[start READING TEXT]

While venture managers are being careful to look for investments with defensive qualities capable of withstanding economic downturn, their deal flow is swelling as larger companies unload peripheral businesses to reduce debt. Sweden, for instance, has witnessed a clutch of bigger buy-outs as conglomerates struggling with high interest rates spin off subsidiaries.

Paul Waller, director of international investment at 3i, pointed out that the younger and less developed nature of venture capital markets on the continent - particularly in Germany, Italy and Spain - meant the markets had slowed rather than stalled.

France, most mature of the continental venture capital markets, has felt the recession most. Activity was down 30 per cent in 1992, but 3i saw some recovery last year.

Apax Partners has been investing its French fund 'at the rate of knots' over the past year. Adrian Beecroft, a director of Apax, said pricing was attractive as the French market had not felt the inflationary effects of a rising stock market as in the UK.

Mr Waller said 3i was seeing 'good opportunities to invest at favourable terms' in the four main continental markets. Despite the increase in corporate disposals and distress sales, Mr Waller said succession planning for family-owned businesses was still the most important cause of buy-outs and, more crucially, buy-ins.

CINVen made fewer continental investments last year than in 1992, partly through caution and partly because the business is by nature lumpy, explains Andrew Marchant.

Last November, in conjunction with its German partner Thomas JC Matzen, CINVen backed the management buyout of LVW, a supplier of food and non-food to European retailers and wholesalers with a turnover of pounds 220m. As the economy stabilises, conditions in Germany are coming right for MB0s, provided the buy-out companies have strong cashflow to tide them over until recovery, Mr Marchant said. The withdrawal of trade buyers leaves the field clearer for venture capitalists.

[end READING TEXT]
[start DATASET EXCERPT]

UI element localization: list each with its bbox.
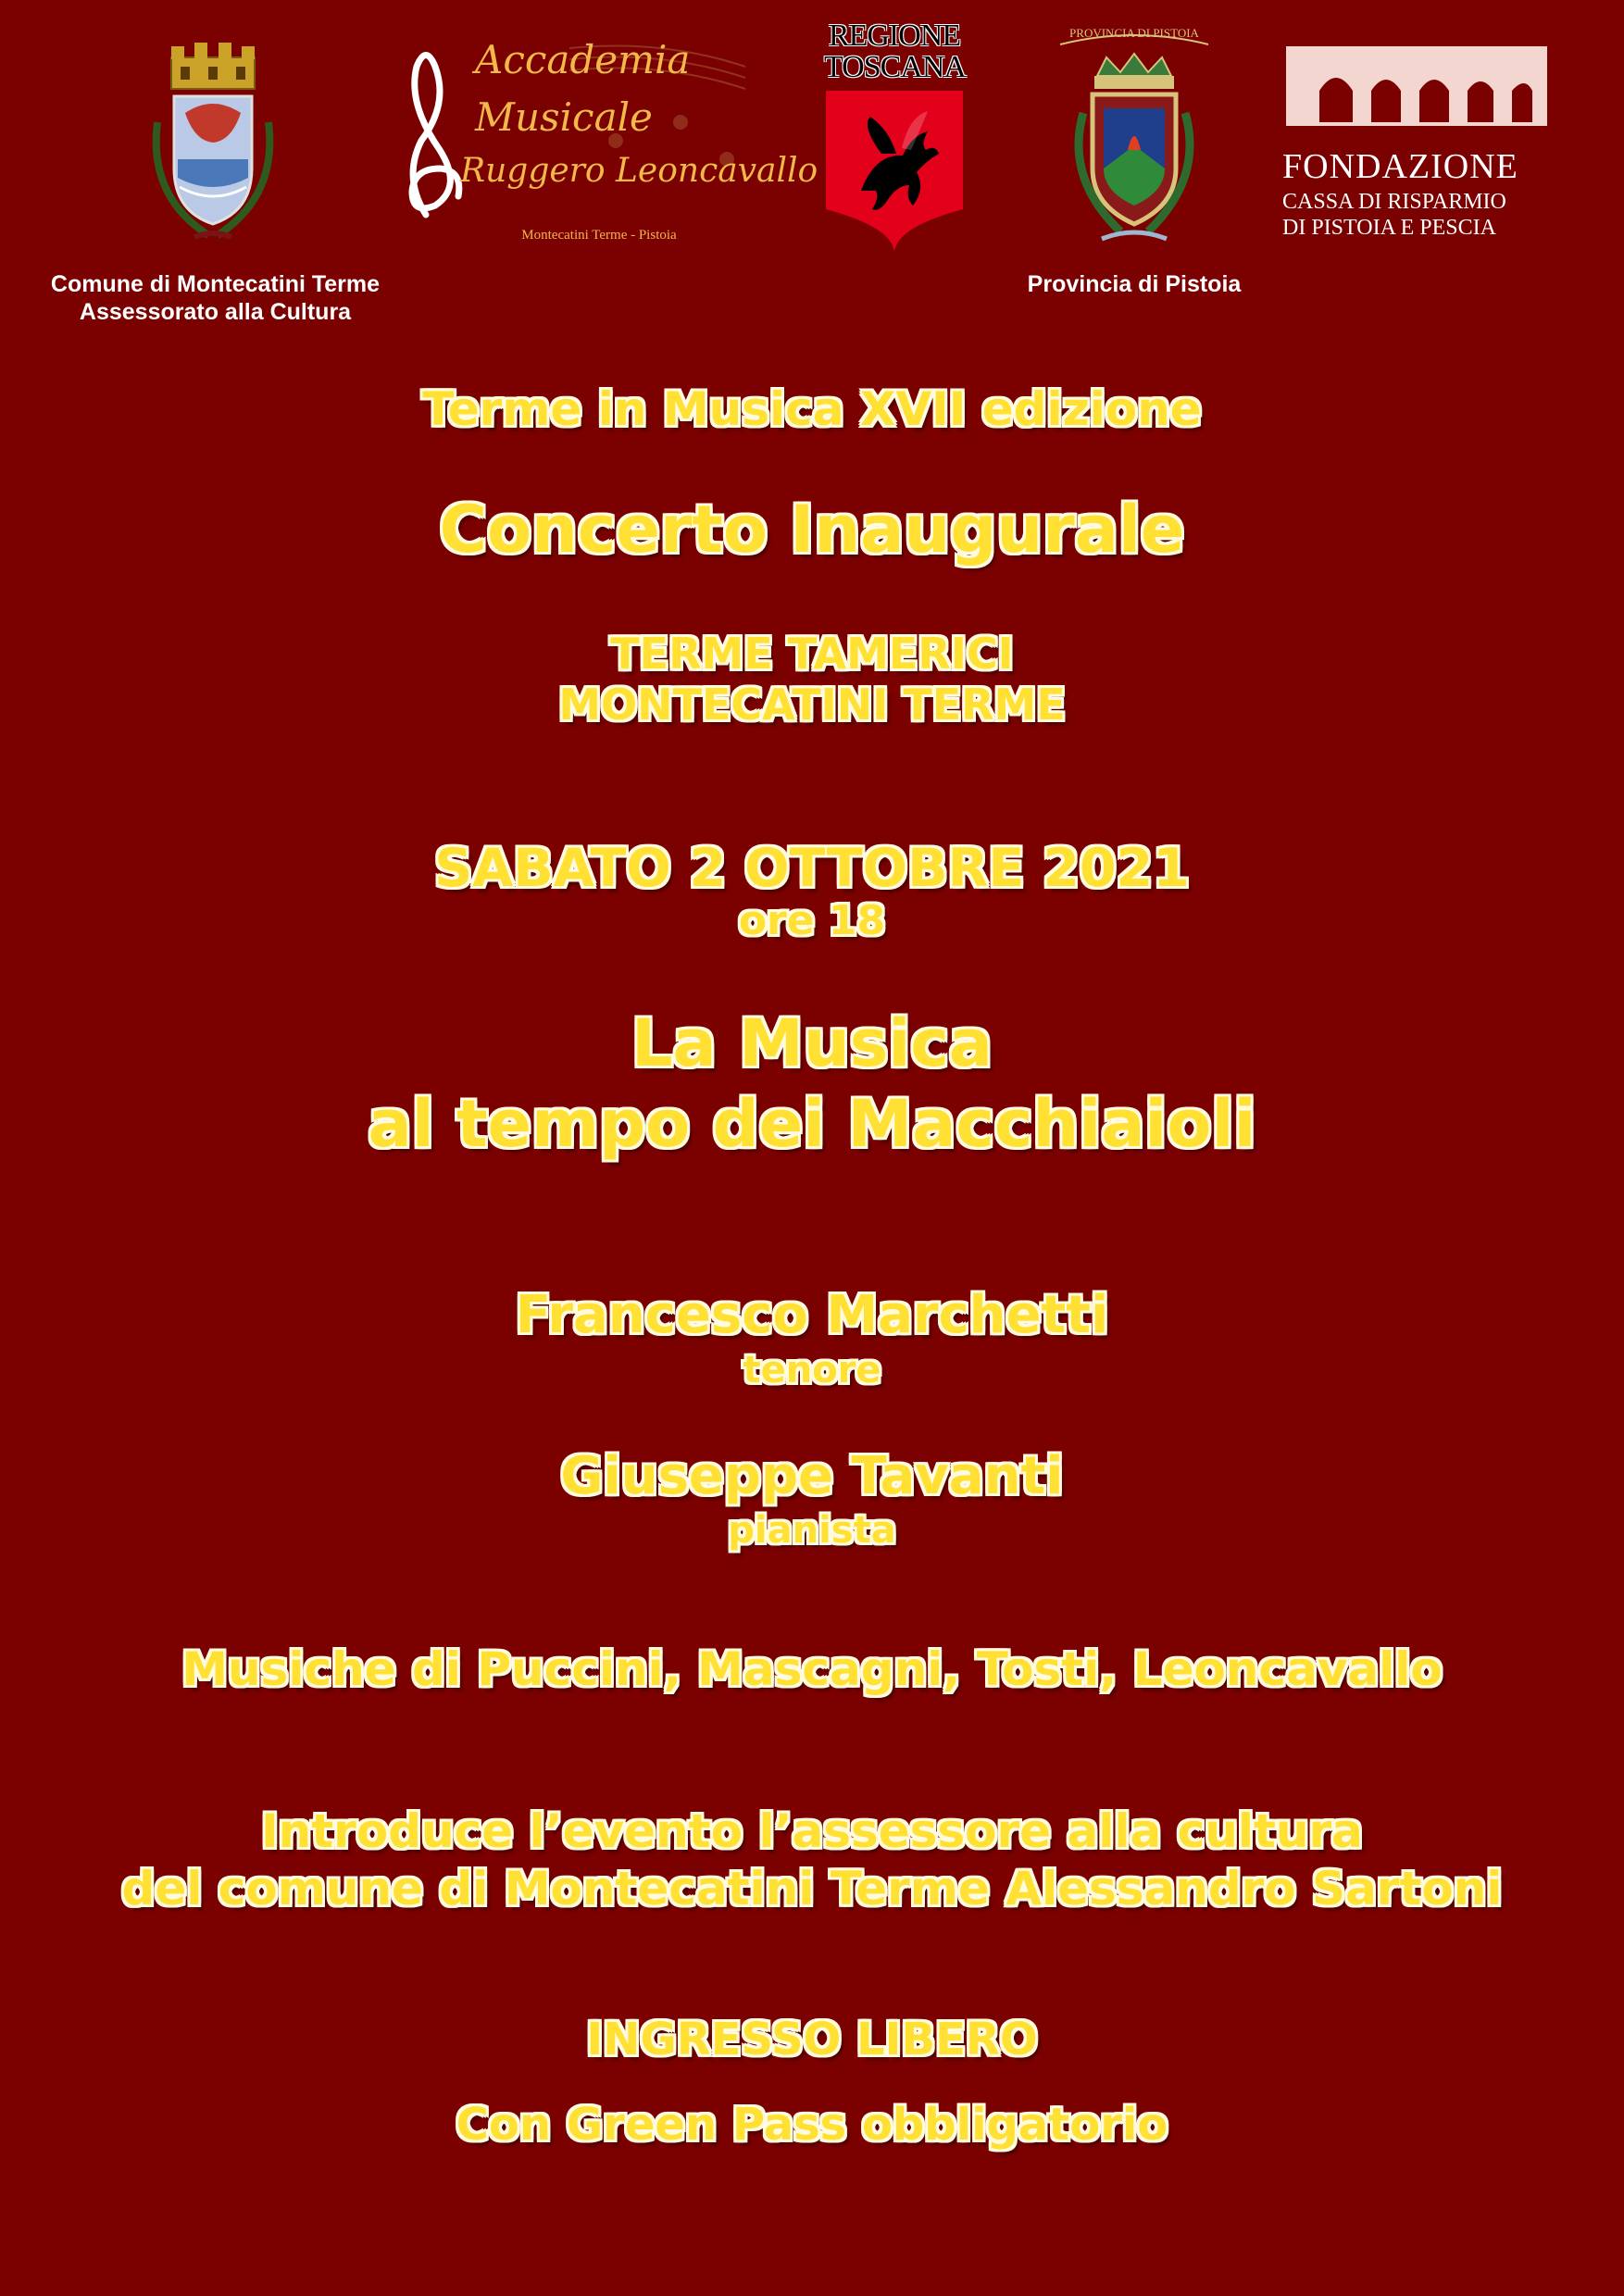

[end DATASET EXCERPT]

**GIVEN TASK A**: In the venture capital passage, reproduce the part that opens with the words containing "Apax Partners has" and closes with "as in the UK.", substituting "continental fund" for "French fund".
**GIVEN TASK B**: Name every country mentioned in the venture capital passage, listing each only once.
The listing that comes after the text is separate material and is not part of the passage on venture capital.

**WORKED ANSWER A**:
Apax Partners has been investing its continental fund 'at the rate of knots' over the past year. Adrian Beecroft, a director of Apax, said pricing was attractive as the French market had not felt the inflationary effects of a rising stock market as in the UK.

**WORKED ANSWER B**:
- Sweden
- Germany
- Italy
- Spain
- France
- UK